Stored records:
++++++++++++++++++++

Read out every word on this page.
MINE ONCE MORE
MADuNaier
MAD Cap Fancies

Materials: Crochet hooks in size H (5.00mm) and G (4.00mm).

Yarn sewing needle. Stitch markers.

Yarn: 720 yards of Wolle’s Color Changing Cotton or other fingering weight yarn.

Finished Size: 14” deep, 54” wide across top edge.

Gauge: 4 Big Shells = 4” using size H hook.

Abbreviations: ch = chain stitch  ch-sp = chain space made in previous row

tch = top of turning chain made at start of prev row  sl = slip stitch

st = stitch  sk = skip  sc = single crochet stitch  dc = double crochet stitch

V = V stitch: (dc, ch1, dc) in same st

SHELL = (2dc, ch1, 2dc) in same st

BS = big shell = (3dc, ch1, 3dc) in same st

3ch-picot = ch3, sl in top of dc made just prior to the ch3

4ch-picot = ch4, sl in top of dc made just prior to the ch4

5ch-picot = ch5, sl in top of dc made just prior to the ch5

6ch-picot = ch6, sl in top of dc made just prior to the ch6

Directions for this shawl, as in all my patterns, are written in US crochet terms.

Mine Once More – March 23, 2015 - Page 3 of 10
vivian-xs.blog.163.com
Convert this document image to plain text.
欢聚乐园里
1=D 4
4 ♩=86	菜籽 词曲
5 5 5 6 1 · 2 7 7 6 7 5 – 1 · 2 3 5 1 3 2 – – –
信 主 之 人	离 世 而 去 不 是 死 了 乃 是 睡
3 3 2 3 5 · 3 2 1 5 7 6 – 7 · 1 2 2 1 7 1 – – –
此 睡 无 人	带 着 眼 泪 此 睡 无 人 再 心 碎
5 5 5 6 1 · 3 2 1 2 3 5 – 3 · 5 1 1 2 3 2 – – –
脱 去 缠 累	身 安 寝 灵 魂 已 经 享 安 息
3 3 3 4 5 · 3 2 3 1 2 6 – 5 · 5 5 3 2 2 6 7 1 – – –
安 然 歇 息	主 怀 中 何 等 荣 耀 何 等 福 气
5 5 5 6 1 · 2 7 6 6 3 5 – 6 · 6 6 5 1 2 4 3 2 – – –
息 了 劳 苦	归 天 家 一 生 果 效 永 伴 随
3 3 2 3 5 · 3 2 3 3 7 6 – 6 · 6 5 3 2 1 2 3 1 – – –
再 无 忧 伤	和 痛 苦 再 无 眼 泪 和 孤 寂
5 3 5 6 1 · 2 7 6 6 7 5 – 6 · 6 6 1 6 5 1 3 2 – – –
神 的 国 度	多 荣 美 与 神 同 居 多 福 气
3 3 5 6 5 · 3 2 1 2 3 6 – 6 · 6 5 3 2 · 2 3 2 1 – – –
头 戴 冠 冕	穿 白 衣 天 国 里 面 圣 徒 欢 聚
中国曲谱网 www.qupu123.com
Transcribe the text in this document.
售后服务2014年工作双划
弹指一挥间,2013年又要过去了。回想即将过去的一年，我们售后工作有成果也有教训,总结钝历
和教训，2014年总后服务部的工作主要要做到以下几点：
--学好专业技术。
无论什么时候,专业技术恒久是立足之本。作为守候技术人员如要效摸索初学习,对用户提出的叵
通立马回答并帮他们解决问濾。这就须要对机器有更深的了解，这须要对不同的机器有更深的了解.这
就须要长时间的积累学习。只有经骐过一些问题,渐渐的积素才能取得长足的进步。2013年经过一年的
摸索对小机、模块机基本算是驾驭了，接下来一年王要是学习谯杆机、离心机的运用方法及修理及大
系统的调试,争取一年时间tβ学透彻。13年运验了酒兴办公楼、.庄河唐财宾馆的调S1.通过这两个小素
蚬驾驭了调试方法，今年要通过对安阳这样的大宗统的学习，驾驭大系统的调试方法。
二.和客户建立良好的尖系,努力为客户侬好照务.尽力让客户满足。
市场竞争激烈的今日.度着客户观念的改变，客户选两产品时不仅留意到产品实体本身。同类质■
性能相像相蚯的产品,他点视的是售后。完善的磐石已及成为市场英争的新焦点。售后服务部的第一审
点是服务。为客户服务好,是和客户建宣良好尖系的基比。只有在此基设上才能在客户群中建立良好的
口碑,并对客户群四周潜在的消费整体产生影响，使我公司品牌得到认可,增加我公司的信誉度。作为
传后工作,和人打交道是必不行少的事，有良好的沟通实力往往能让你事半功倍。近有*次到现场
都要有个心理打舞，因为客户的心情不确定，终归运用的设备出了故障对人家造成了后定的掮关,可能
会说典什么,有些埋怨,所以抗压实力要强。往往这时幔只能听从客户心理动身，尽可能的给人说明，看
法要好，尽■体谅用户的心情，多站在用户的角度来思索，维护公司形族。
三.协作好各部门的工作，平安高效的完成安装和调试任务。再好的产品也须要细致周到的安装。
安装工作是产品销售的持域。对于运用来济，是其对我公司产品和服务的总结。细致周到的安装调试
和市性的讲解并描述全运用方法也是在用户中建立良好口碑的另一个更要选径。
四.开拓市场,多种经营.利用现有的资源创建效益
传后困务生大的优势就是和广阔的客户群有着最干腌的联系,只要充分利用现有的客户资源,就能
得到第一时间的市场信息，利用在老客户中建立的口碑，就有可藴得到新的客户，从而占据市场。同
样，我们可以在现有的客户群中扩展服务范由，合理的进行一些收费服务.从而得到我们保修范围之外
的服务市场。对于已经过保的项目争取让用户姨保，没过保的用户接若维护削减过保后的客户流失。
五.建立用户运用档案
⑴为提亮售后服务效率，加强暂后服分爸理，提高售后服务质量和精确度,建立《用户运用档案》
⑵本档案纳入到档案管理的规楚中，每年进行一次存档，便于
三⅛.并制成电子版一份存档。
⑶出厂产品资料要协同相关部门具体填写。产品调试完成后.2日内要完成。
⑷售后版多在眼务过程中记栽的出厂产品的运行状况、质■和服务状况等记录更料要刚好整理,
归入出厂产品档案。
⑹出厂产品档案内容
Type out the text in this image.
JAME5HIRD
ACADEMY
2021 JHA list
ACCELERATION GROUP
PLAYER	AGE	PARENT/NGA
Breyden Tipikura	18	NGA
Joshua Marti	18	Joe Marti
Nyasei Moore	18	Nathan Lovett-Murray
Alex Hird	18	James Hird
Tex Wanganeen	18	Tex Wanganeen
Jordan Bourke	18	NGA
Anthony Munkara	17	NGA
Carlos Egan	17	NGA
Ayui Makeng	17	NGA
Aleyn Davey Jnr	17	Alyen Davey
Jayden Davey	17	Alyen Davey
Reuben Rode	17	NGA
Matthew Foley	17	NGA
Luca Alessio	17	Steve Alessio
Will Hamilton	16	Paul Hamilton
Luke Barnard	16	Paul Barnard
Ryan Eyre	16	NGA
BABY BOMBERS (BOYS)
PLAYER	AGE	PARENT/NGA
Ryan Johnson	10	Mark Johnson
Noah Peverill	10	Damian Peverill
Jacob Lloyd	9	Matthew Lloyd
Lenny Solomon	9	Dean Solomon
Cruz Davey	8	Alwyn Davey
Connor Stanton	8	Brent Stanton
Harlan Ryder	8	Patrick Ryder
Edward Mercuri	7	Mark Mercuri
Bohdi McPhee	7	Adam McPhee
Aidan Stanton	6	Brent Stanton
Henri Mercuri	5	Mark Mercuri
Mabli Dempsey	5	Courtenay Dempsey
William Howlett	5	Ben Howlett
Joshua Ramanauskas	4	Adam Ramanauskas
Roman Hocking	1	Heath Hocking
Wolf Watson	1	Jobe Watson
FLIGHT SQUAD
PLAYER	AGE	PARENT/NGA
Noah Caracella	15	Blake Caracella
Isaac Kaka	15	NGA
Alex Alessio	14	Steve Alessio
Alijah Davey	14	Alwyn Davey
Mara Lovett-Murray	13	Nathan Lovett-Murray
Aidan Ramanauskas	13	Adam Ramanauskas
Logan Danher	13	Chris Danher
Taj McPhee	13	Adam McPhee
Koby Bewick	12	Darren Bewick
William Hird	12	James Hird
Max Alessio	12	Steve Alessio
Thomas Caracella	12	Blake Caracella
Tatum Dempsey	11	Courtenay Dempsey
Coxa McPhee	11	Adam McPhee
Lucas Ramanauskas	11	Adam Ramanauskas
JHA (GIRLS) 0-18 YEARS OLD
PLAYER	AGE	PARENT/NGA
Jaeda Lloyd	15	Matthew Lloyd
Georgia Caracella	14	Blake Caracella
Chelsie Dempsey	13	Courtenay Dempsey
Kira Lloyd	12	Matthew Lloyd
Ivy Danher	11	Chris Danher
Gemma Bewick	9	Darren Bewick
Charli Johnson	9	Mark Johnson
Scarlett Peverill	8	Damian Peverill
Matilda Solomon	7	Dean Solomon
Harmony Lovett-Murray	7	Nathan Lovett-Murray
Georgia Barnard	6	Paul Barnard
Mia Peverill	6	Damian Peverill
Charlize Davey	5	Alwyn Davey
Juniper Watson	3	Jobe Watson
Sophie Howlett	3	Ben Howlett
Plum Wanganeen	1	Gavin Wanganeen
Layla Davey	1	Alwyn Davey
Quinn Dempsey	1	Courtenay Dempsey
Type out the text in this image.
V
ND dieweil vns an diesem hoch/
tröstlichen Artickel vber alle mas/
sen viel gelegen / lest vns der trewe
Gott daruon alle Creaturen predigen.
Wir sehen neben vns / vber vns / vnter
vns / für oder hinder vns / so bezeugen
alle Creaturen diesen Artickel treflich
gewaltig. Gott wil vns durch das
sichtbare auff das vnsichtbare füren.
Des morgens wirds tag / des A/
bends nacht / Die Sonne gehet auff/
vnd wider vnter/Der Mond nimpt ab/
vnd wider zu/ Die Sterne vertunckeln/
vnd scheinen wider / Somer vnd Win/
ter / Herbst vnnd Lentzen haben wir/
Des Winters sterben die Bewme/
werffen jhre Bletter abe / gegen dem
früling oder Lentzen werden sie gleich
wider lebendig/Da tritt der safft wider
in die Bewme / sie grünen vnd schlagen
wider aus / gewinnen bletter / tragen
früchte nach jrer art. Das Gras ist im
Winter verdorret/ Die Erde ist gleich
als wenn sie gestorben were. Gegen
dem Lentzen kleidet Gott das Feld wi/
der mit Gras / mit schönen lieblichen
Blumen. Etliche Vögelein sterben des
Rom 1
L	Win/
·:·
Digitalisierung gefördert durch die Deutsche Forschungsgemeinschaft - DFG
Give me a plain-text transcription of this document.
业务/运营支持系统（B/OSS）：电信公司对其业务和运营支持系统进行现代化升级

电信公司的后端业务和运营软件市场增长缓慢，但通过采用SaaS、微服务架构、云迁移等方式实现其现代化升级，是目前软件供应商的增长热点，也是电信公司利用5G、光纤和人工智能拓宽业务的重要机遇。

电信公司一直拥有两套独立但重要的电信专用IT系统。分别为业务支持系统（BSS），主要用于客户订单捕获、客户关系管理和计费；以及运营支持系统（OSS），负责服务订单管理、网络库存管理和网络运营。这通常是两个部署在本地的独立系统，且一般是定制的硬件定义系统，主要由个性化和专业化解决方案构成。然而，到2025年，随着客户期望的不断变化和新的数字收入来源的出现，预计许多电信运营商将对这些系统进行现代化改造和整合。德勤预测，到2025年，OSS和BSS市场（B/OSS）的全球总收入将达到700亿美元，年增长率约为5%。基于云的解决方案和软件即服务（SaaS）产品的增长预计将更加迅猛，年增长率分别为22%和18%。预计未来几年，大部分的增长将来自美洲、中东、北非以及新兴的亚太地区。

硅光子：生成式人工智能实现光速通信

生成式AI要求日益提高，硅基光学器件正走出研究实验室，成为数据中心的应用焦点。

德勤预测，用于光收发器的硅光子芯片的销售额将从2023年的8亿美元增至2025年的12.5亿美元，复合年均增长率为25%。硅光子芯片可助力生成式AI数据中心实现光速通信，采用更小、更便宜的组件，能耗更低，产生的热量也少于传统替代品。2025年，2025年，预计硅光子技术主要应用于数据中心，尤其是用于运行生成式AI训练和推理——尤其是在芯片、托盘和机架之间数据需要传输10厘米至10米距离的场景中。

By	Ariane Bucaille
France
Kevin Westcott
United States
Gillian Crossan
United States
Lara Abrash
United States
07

++++++++++++++++++++

> _AIM_: Copy the lines from the entries above in which the word "Nathan" appears.

> _REPLY TO THE TASK_:
Nyasei Moore	18	Nathan Lovett-Murray
Mara Lovett-Murray	13	Nathan Lovett-Murray
Harmony Lovett-Murray	7	Nathan Lovett-Murray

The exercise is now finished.